Below are the records; locate each line with the word "into" and copy it.

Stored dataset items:
╭──
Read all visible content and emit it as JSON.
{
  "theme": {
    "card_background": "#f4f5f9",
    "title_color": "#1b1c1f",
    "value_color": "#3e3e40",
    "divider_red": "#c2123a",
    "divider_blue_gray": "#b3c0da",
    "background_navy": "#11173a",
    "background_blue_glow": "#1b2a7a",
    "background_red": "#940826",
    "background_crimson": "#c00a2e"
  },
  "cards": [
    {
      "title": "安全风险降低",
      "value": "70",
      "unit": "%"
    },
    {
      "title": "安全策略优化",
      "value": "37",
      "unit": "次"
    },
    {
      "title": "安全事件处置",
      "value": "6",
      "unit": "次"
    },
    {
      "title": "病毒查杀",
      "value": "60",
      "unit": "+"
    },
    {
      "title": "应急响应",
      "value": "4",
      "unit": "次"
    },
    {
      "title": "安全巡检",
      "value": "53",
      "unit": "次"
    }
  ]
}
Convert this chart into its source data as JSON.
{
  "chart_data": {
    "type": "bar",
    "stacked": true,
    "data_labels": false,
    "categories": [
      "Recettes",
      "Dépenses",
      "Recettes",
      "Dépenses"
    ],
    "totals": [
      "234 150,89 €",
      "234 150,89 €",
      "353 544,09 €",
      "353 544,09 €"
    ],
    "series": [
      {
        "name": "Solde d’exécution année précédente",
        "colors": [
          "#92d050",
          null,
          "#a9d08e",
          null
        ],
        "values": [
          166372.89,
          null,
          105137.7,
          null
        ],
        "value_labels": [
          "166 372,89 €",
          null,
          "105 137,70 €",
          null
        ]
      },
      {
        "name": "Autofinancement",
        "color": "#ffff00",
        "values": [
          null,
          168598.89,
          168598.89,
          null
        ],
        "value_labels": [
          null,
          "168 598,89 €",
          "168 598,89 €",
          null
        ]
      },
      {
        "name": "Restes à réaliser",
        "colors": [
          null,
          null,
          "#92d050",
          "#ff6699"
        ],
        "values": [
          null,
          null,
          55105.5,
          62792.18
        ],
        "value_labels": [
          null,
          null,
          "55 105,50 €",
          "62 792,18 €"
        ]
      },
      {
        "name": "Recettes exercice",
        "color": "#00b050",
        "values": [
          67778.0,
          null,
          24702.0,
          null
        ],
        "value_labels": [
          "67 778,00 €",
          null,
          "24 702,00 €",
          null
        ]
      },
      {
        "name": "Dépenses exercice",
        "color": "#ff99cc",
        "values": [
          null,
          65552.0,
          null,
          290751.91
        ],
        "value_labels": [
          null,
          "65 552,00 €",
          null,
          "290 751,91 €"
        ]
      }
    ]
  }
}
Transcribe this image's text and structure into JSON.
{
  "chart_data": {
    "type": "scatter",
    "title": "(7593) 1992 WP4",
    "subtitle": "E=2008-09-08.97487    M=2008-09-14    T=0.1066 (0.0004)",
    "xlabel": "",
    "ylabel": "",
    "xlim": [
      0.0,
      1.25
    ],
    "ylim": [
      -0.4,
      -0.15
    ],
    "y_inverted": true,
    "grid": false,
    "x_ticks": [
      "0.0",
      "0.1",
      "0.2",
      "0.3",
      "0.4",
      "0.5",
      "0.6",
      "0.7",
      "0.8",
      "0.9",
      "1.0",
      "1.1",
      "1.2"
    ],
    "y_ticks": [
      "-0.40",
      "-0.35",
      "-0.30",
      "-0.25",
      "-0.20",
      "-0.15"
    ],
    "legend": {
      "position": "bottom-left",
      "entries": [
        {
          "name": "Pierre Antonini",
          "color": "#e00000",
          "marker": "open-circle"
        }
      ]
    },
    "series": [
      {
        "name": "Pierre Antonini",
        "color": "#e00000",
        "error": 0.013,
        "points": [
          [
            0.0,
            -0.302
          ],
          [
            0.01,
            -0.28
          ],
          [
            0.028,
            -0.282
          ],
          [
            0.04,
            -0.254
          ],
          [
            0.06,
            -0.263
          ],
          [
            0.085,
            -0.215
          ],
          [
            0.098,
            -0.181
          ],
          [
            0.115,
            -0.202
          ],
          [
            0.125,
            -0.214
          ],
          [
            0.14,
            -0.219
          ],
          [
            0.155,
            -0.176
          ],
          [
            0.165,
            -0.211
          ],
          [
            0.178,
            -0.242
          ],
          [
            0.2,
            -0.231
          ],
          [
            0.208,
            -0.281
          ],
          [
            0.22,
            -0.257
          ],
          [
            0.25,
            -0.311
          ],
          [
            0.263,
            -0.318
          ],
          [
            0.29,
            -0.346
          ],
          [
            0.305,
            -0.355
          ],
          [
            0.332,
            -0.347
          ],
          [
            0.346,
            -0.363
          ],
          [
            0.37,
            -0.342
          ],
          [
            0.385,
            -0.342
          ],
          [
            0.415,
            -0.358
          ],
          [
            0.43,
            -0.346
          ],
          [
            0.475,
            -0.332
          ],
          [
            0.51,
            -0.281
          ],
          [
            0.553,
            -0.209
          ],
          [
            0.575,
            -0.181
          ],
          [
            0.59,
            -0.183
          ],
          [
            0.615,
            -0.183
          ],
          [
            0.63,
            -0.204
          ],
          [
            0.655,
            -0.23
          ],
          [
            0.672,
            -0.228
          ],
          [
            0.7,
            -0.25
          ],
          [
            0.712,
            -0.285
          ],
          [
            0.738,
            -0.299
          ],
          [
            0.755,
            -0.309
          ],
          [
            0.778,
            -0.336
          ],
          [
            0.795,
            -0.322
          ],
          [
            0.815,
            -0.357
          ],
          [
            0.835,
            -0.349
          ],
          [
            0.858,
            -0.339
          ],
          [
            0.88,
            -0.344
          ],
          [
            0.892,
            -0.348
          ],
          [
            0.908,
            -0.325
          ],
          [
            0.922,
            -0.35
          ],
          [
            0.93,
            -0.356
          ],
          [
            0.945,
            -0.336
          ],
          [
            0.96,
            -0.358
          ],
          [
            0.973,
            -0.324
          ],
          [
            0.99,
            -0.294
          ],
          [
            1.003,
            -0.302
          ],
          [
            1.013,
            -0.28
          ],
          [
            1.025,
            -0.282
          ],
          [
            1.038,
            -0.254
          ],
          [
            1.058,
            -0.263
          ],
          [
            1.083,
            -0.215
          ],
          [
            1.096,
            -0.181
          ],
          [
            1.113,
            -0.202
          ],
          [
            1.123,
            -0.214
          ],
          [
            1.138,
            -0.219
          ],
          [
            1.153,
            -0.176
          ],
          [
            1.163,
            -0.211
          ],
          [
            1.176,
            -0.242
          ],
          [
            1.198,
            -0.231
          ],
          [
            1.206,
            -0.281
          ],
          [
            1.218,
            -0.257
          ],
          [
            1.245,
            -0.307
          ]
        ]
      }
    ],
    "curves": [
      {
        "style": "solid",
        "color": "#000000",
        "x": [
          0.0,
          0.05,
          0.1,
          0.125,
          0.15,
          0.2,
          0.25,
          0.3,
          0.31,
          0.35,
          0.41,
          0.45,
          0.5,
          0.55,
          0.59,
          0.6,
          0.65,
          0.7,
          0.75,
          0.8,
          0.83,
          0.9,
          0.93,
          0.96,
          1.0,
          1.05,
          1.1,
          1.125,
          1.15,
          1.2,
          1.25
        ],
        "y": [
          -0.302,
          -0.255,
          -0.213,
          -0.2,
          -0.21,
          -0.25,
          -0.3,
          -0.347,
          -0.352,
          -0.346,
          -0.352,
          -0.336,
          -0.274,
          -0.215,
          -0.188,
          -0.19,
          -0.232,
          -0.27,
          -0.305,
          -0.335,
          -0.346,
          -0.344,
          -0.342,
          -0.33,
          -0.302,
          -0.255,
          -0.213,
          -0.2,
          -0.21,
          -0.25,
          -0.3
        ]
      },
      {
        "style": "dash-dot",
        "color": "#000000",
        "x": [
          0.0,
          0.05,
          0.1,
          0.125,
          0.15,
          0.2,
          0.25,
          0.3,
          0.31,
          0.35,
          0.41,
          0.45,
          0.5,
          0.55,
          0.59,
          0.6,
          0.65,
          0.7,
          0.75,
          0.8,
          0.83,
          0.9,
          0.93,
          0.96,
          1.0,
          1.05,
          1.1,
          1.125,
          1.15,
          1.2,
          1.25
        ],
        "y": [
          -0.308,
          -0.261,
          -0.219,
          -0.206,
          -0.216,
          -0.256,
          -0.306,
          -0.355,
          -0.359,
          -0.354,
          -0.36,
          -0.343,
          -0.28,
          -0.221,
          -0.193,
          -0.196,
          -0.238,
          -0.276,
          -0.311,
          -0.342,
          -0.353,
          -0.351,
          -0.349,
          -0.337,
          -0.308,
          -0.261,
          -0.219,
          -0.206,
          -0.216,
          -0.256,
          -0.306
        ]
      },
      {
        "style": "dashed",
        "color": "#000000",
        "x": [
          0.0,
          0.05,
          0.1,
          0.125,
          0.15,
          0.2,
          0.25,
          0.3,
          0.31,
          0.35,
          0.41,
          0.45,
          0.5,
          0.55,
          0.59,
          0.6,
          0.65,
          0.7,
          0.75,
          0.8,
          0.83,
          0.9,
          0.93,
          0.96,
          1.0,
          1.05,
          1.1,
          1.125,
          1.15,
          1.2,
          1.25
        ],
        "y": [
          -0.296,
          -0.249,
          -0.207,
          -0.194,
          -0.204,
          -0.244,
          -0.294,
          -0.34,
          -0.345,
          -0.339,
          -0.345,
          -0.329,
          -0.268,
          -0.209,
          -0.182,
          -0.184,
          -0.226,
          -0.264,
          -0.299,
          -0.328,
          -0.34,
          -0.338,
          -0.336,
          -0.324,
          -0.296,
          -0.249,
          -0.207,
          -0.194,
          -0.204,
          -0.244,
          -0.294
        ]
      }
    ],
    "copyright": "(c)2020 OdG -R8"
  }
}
╰──
■ Problem solution:
Convert this chart into its source data as JSON.
Transcribe this image's text and structure into JSON.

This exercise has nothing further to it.